[Work to complete]
1. Transcribe the Airport Extreme thread from "## cockneygeezer (Jan" to "what, Airport 3.".
2. Pick up the Airport Extreme forum thread where its last post ends and continue it.

[Extract provided]
# Airport Extreme



## Da_iMac_Daddy (Jan 7, 2003)

No one mentioned Airport Extreme .... 54mbps transfer rates...


----------



## mightyjlr (Jan 7, 2003)

i think the usb printer sharing, ability to use an external antenna, and the price are more impressive features


----------



## Da_iMac_Daddy (Jan 7, 2003)

I haven't read into it just thought I would bring it to light


----------



## cockneygeezer (Jan 7, 2003)

Dear All,

www.thinksecret.com mention 802.11g wireless technology, and they were right.

I use Airport extensively in the office, and we are interested in upgrading to what, Airport 3.

After looking on the Apple website, I notice that the new cards are different and don't fit the standard Apple Airport card slot.

They mention something called the mini-PCMCIA port? Does my 15.2" PowerBook have this, or do have to use an adpator and slot in the PC CARD slot?

Thanks


----------



## Gnomo (Jan 7, 2003)

> _Originally posted by cockneygeezer _
> *
> 
> They mention something called the mini-PCMCIA port? Does my 15.2" PowerBook have this, or do have to use an adpator and slot in the PC CARD slot?
> *


Actually it is mini PCI.  This is completely different than PCMCIA (kinda like ISA vs PCI).  Mini PCI was developed to be a replacement for PCMCIA (something about people not liking external cards?).

I am actually happy to see Apple adopt the mini PCI port.  Most other companies (ie. Dell, Gateway, etc) use this to enable their computer with internal wireless cards. 

From reading the tech specs on the Powerbooks, it looks like only the 12" and 17" have the mini PCI port that is needed for Airport Extreme.  My guess is that we will see a new revision of the 15" powerbook and, perhaps all iBooks in the near future (meaning by next year) that will have this port.


----------



## Captain Code (Jan 7, 2003)

The new Airport base station looks great.  I hope that the usb printer sharing works over ethernet as well.  It also has wireless bridging.

I think you can get PCI cards that work as an adapter for mini-pci.  Hopfully Apple will release a pci version of this card so it'll be compatible with all the desktop Macs as well.


----------



## EvenStranger (Jan 7, 2003)

We should be seeing some aftermarket PCMCIA cards with 802.11g sometime in the next few months. Linksys is taking preorders for theirs, about $80. The only question is whether the OS will support an aftermarket card. It should, but then again, we are talking about Apple here.


----------



## ScottW (Jan 7, 2003)

I can already hear it coming...

I just bought a Powerbook and it doesn't even support "g".

BLA!


----------



## Gnomo (Jan 7, 2003)

> _Originally posted by EvenStranger _
> *The only question is whether the OS will support an aftermarket card. It should, but then again, we are talking about Apple here. *


My roommate has a pre-airport compatible G3 and uses a Cisco PCI wireless nic without any problems (well, except when he moved to Jag and had to wait for Cisco to write new drivers).  Sure you can't utilize the airport icon in the menubar, but you get a much better link scope.  The OS just treates it like another eithernet card (called Ethernet Slot 3 Port 5 in System Preferences).

It would be nice if apple released an airport extreme card that fit into the older airport slots for their slightly older machines (hey they sell adapter cards for the old "airport read" G3s), but only time will tell (perhaps if they see enought demand for them).

[Supplied data]
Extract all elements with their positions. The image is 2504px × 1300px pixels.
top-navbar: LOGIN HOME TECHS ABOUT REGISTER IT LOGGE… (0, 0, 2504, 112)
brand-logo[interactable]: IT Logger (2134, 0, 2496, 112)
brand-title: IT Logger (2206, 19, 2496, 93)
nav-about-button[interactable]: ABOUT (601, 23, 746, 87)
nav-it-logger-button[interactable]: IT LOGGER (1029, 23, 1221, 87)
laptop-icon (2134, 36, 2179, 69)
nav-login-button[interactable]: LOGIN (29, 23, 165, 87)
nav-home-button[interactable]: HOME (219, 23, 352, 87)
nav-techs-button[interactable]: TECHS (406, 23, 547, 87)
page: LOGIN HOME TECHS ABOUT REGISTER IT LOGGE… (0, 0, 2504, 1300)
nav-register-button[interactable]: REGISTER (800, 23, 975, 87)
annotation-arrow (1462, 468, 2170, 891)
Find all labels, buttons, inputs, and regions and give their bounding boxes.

[Answers]
1.
## cockneygeezer (Jan 7, 2003)

Dear All,

www.thinksecret.com mention 802.11g wireless technology, and they were right.

I use Airport extensively in the office, and we are interested in upgrading to what, Airport 3.

2.
----------



## spitty27 (Jan 7, 2003)

So the new AirPort Extreme Card would not fit in my Pismo???  !!!!

Maybe it's time for a new 17" PowerBook **drool**


----------



## Gnomo (Jan 8, 2003)

> _Originally posted by spitty27 _
> *So the new AirPort Extreme Card would not fit in my Pismo???  !!!!*


Afraid not.  So, who is up for starting a petition?


----------



## leadfootedfool (Jan 8, 2003)

> _Originally posted by ScottW _
> *I can already hear it coming...
> 
> I just bought a Powerbook and it doesn't even support "g".
> ...




I just bought a Powerbook and it doesn't even support "g".

Would be nice, but I don't feel like shelling out for another base station so I don't really care.  And besides, if i need speed that bad I can always just plug it in.


----------



## leadfootedfool (Jan 8, 2003)

And besides, who wants an aluminium case when you can have TI!


----------



## Hobeaux (Jan 8, 2003)

the card itself is completely different from the old 802.11b version. as a result the card itself is not compatible with the older products. 

If you want to communicate at 54Mbs you'll need new hardware (new powerbook and new base station). sad, but true.


----------



## fryke (Jan 8, 2003)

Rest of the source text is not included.